**WHAT YOU HAVE TO DO**
Give every line of the items below as a Markdown table with the columns Row and Line, numbering the rows and skipping any blank lines. Leave the pictures out of the table.

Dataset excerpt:
* begin *
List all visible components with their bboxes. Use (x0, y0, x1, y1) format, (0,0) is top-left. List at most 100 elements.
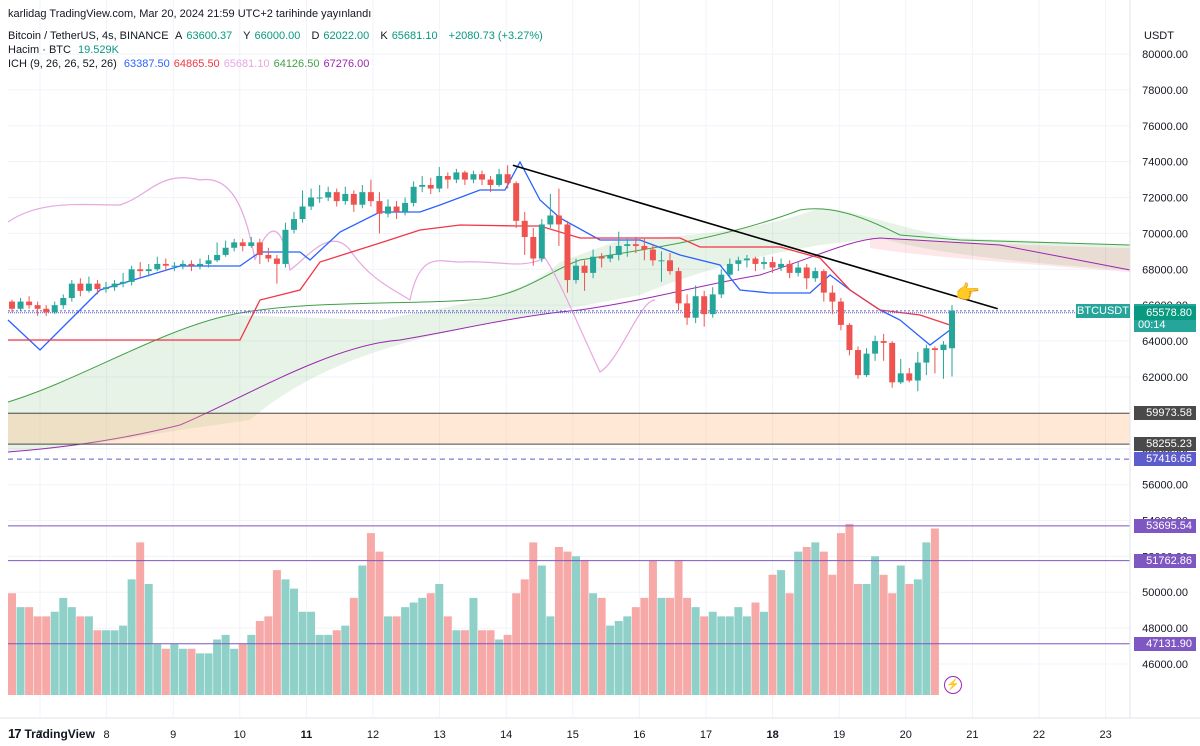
volume-bar (503, 634, 512, 695)
volume-bar (452, 630, 461, 695)
candle (632, 244, 639, 246)
x-tick-label: 10 (234, 729, 246, 741)
symbol-legend: Bitcoin / TetherUS, 4s, BINANCE A 63600.3… (8, 30, 543, 42)
volume-bar (879, 574, 888, 695)
candle (615, 245, 622, 255)
candle (684, 303, 691, 318)
volume-bar (127, 579, 136, 695)
volume-bar (529, 542, 538, 695)
candle (265, 254, 272, 259)
volume-bar (802, 547, 811, 695)
x-tick-label: 14 (500, 729, 512, 741)
candle (273, 258, 280, 264)
price-label[interactable]: 58255.23 (1134, 437, 1196, 452)
candle (897, 373, 904, 383)
ichimoku-cloud-red (870, 238, 1130, 272)
pointing-hand-icon: 👉 (955, 282, 980, 304)
volume-bar (238, 644, 247, 695)
volume-bar (580, 560, 589, 695)
candle (530, 237, 537, 259)
candle (820, 271, 827, 293)
candle (598, 256, 605, 259)
currency-label[interactable]: USDT (1144, 30, 1174, 42)
y-tick-label: 62000.00 (1142, 372, 1188, 384)
candle (931, 348, 938, 351)
candle (103, 287, 109, 290)
volume-bar (717, 616, 726, 695)
volume-bar (42, 616, 51, 695)
candle (68, 283, 75, 298)
volume-bar (623, 616, 632, 695)
volume-bar (862, 584, 871, 695)
price-label[interactable]: 57416.65 (1134, 452, 1196, 467)
volume-bar (33, 616, 42, 695)
ichimoku-value-0: 63387.50 (123, 58, 170, 70)
x-tick-label: 18 (766, 729, 778, 741)
candle (9, 301, 15, 309)
ichimoku-value-2: 65681.10 (223, 58, 270, 70)
candle (402, 202, 409, 212)
price-label[interactable]: 51762.86 (1134, 553, 1196, 568)
tradingview-logo[interactable]: 17 TradingView (8, 726, 95, 741)
lightning-icon[interactable]: ⚡ (944, 676, 962, 694)
ichimoku-value-1: 64865.50 (173, 58, 220, 70)
candle (872, 341, 879, 354)
candle (60, 298, 67, 306)
candle (350, 193, 357, 205)
volume-bar (401, 607, 410, 695)
volume-bar (84, 616, 93, 695)
candle (367, 192, 374, 202)
volume-bar (896, 565, 905, 695)
volume-bar (742, 616, 751, 695)
change-value: +2080.73 (+3.27%) (448, 30, 543, 42)
volume-bar (691, 607, 700, 695)
candle (359, 192, 366, 205)
volume-bar (683, 597, 692, 695)
volume-bar (828, 574, 837, 695)
volume-bar (110, 630, 119, 695)
volume-bar (196, 653, 204, 695)
candle (479, 174, 485, 180)
volume-bar (119, 625, 128, 695)
candle (282, 229, 289, 264)
ichimoku-label[interactable]: ICH (9, 26, 26, 52, 26) (8, 58, 117, 70)
symbol-title[interactable]: Bitcoin / TetherUS, 4s, BINANCE (8, 30, 169, 42)
candle (581, 265, 588, 273)
candle (444, 176, 451, 180)
candle (538, 224, 545, 259)
candle (214, 254, 221, 261)
candle (829, 292, 836, 302)
candle (385, 206, 391, 214)
volume-bar (760, 611, 768, 695)
volume-bar (315, 634, 324, 695)
candle (726, 263, 733, 275)
candle (564, 224, 571, 281)
candle (667, 260, 673, 272)
candle (624, 244, 631, 246)
price-label[interactable]: 53695.54 (1134, 518, 1196, 533)
price-label[interactable]: 65578.80 (1134, 305, 1196, 320)
y-tick-label: 72000.00 (1142, 193, 1188, 205)
volume-bar (290, 588, 298, 695)
y-tick-label: 64000.00 (1142, 336, 1188, 348)
price-label[interactable]: 47131.90 (1134, 636, 1196, 651)
candle (248, 242, 255, 246)
volume-bar (272, 570, 281, 695)
leading-span-a (7, 208, 1131, 403)
volume-label[interactable]: Hacim · BTC (8, 44, 71, 56)
symbol-price-tag[interactable]: BTCUSDT (1076, 303, 1130, 318)
volume-bar (460, 630, 469, 695)
candle (923, 348, 930, 363)
volume-bar (136, 542, 145, 695)
candle (197, 263, 203, 266)
support-zone (8, 413, 1130, 445)
candle (590, 256, 597, 273)
volume-bar (221, 634, 230, 695)
volume-bar (905, 584, 914, 695)
volume-bar (76, 616, 85, 695)
price-label[interactable]: 59973.58 (1134, 406, 1196, 421)
ichimoku-cloud (8, 208, 1130, 452)
candle (786, 263, 793, 273)
volume-value: 19.529K (78, 44, 119, 56)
* end *
**RESPONSE TO THE TASK**
| Row | Line |
|---|---|
| 1 | List all visible components with their bboxes. Use (x0, y0, x1, y1) format, (0,0) is top-left. List at most 100 elements. |
| 2 | volume-bar (503, 634, 512, 695) |
| 3 | volume-bar (452, 630, 461, 695) |
| 4 | candle (632, 244, 639, 246) |
| 5 | x-tick-label: 10 (234, 729, 246, 741) |
| 6 | symbol-legend: Bitcoin / TetherUS, 4s, BINANCE A 63600.3… (8, 30, 543, 42) |
| 7 | volume-bar (879, 574, 888, 695) |
| 8 | candle (615, 245, 622, 255) |
| 9 | candle (684, 303, 691, 318) |
| 10 | volume-bar (127, 579, 136, 695) |
| 11 | volume-bar (529, 542, 538, 695) |
| 12 | candle (265, 254, 272, 259) |
| 13 | volume-bar (802, 547, 811, 695) |
| 14 | x-tick-label: 14 (500, 729, 512, 741) |
| 15 | candle (273, 258, 280, 264) |
| 16 | price-label[interactable]: 58255.23 (1134, 437, 1196, 452) |
| 17 | candle (897, 373, 904, 383) |
| 18 | ichimoku-cloud-red (870, 238, 1130, 272) |
| 19 | pointing-hand-icon: 👉 (955, 282, 980, 304) |
| 20 | volume-bar (238, 644, 247, 695) |
| 21 | volume-bar (580, 560, 589, 695) |
| 22 | candle (530, 237, 537, 259) |
| 23 | candle (820, 271, 827, 293) |
| 24 | candle (598, 256, 605, 259) |
| 25 | currency-label[interactable]: USDT (1144, 30, 1174, 42) |
| 26 | y-tick-label: 62000.00 (1142, 372, 1188, 384) |
| 27 | candle (931, 348, 938, 351) |
| 28 | candle (103, 287, 109, 290) |
| 29 | volume-bar (717, 616, 726, 695) |
| 30 | volume-bar (42, 616, 51, 695) |
| 31 | candle (68, 283, 75, 298) |
| 32 | volume-bar (623, 616, 632, 695) |
| 33 | volume-bar (862, 584, 871, 695) |
| 34 | price-label[interactable]: 57416.65 (1134, 452, 1196, 467) |
| 35 | volume-bar (33, 616, 42, 695) |
| 36 | ichimoku-value-0: 63387.50 (123, 58, 170, 70) |
| 37 | x-tick-label: 18 (766, 729, 778, 741) |
| 38 | candle (9, 301, 15, 309) |
| 39 | ichimoku-value-2: 65681.10 (223, 58, 270, 70) |
| 40 | candle (402, 202, 409, 212) |
| 41 | price-label[interactable]: 51762.86 (1134, 553, 1196, 568) |
| 42 | tradingview-logo[interactable]: 17 TradingView (8, 726, 95, 741) |
| 43 | lightning-icon[interactable]: ⚡ (944, 676, 962, 694) |
| 44 | ichimoku-value-1: 64865.50 (173, 58, 220, 70) |
| 45 | candle (872, 341, 879, 354) |
| 46 | candle (60, 298, 67, 306) |
| 47 | candle (350, 193, 357, 205) |
| 48 | volume-bar (401, 607, 410, 695) |
| 49 | volume-bar (84, 616, 93, 695) |
| 50 | candle (367, 192, 374, 202) |
| 51 | volume-bar (896, 565, 905, 695) |
| 52 | volume-bar (742, 616, 751, 695) |
| 53 | change-value: +2080.73 (+3.27%) (448, 30, 543, 42) |
| 54 | volume-bar (691, 607, 700, 695) |
| 55 | candle (359, 192, 366, 205) |
| 56 | volume-bar (683, 597, 692, 695) |
| 57 | volume-bar (828, 574, 837, 695) |
| 58 | volume-bar (110, 630, 119, 695) |
| 59 | volume-bar (196, 653, 204, 695) |
| 60 | candle (479, 174, 485, 180) |
| 61 | volume-bar (119, 625, 128, 695) |
| 62 | candle (282, 229, 289, 264) |
| 63 | ichimoku-label[interactable]: ICH (9, 26, 26, 52, 26) (8, 58, 117, 70) |
| 64 | symbol-title[interactable]: Bitcoin / TetherUS, 4s, BINANCE (8, 30, 169, 42) |
| 65 | candle (581, 265, 588, 273) |
| 66 | candle (444, 176, 451, 180) |
| 67 | candle (538, 224, 545, 259) |
| 68 | candle (214, 254, 221, 261) |
| 69 | candle (829, 292, 836, 302) |
| 70 | candle (385, 206, 391, 214) |
| 71 | volume-bar (760, 611, 768, 695) |
| 72 | volume-bar (315, 634, 324, 695) |
| 73 | candle (726, 263, 733, 275) |
| 74 | candle (564, 224, 571, 281) |
| 75 | candle (667, 260, 673, 272) |
| 76 | candle (624, 244, 631, 246) |
| 77 | price-label[interactable]: 53695.54 (1134, 518, 1196, 533) |
| 78 | price-label[interactable]: 65578.80 (1134, 305, 1196, 320) |
| 79 | y-tick-label: 72000.00 (1142, 193, 1188, 205) |
| 80 | volume-bar (290, 588, 298, 695) |
| 81 | y-tick-label: 64000.00 (1142, 336, 1188, 348) |
| 82 | price-label[interactable]: 47131.90 (1134, 636, 1196, 651) |
| 83 | candle (248, 242, 255, 246) |
| 84 | volume-bar (272, 570, 281, 695) |
| 85 | leading-span-a (7, 208, 1131, 403) |
| 86 | volume-label[interactable]: Hacim · BTC (8, 44, 71, 56) |
| 87 | symbol-price-tag[interactable]: BTCUSDT (1076, 303, 1130, 318) |
| 88 | volume-bar (460, 630, 469, 695) |
| 89 | candle (923, 348, 930, 363) |
| 90 | volume-bar (136, 542, 145, 695) |
| 91 | candle (197, 263, 203, 266) |
| 92 | support-zone (8, 413, 1130, 445) |
| 93 | candle (590, 256, 597, 273) |
| 94 | volume-bar (221, 634, 230, 695) |
| 95 | volume-bar (905, 584, 914, 695) |
| 96 | volume-bar (76, 616, 85, 695) |
| 97 | price-label[interactable]: 59973.58 (1134, 406, 1196, 421) |
| 98 | ichimoku-cloud (8, 208, 1130, 452) |
| 99 | candle (786, 263, 793, 273) |
| 100 | volume-value: 19.529K (78, 44, 119, 56) |